%%

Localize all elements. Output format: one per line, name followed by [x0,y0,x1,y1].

%%
%%

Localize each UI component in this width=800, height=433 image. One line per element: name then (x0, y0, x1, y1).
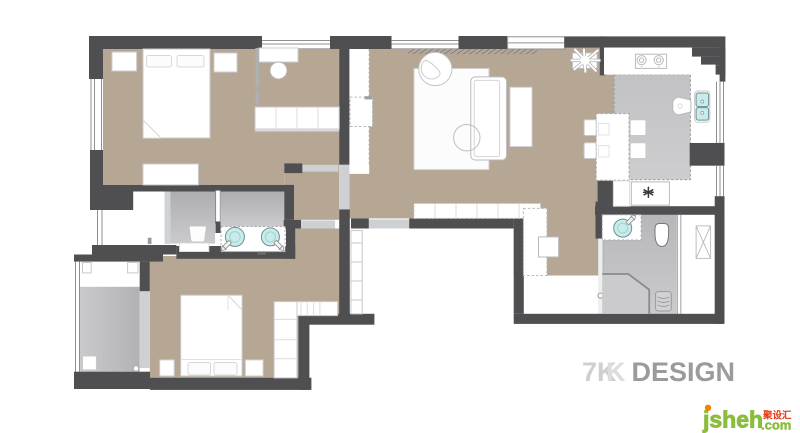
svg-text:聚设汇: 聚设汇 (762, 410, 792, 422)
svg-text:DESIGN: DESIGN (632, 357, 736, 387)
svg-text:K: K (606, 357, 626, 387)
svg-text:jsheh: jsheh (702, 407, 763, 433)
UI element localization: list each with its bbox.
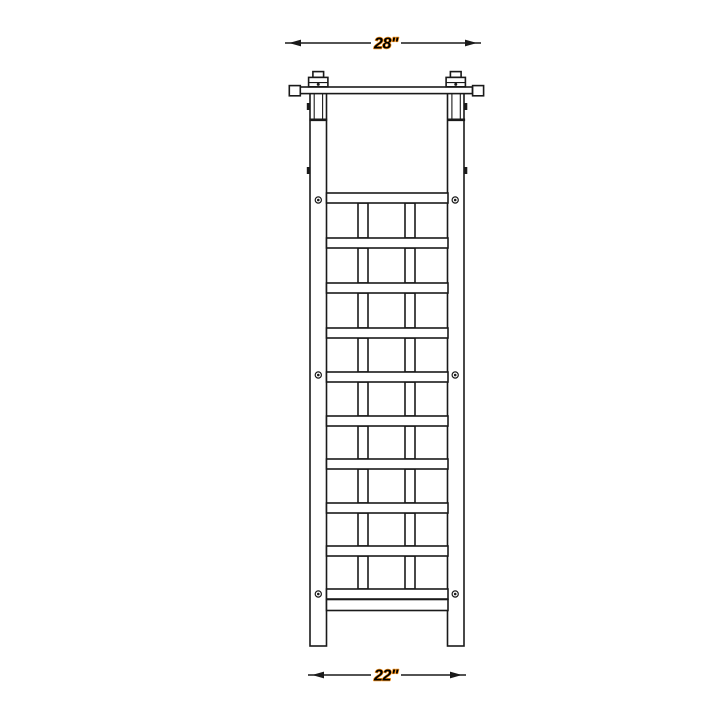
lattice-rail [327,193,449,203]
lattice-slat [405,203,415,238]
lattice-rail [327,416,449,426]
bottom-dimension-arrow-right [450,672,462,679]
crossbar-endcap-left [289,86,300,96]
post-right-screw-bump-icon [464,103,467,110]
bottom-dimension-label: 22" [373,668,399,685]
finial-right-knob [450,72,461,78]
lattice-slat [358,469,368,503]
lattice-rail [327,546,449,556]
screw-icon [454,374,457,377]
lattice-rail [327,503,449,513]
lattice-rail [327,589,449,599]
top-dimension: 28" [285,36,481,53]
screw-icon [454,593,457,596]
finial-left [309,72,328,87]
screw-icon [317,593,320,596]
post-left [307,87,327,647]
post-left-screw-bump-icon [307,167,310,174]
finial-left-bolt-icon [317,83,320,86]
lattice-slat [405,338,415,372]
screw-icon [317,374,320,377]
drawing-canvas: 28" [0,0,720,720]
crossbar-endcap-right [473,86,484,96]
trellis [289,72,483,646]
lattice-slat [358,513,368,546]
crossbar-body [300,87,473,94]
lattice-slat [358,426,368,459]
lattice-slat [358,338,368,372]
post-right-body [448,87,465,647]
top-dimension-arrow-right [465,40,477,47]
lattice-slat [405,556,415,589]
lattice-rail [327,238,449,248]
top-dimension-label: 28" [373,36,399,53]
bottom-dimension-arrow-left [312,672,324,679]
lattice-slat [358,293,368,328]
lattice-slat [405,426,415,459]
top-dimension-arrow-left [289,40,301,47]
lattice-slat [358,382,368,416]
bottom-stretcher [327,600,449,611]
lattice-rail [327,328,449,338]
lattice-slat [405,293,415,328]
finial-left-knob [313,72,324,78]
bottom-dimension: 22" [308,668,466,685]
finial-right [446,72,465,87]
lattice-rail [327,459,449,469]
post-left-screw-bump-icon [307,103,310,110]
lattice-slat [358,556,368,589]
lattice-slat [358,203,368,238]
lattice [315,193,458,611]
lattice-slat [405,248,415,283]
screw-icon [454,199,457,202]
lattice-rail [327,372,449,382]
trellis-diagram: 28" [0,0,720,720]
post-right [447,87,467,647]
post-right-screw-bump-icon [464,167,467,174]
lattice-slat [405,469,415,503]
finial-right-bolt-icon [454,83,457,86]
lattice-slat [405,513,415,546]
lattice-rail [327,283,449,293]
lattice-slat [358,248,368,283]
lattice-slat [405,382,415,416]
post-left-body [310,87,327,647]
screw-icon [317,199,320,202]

%%

Copy out, word for word, the records above from the line containing "Localize each UI" through the line containing "svg-text:jsheh: jsheh (702, 407, 763, 433)". Omit the pictures.

Complete answer:
Localize each UI component in this width=800, height=433 image. One line per element: name then (x0, y0, x1, y1).
svg-text:聚设汇: 聚设汇 (762, 410, 792, 422)
svg-text:DESIGN: DESIGN (632, 357, 736, 387)
svg-text:K: K (606, 357, 626, 387)
svg-text:jsheh: jsheh (702, 407, 763, 433)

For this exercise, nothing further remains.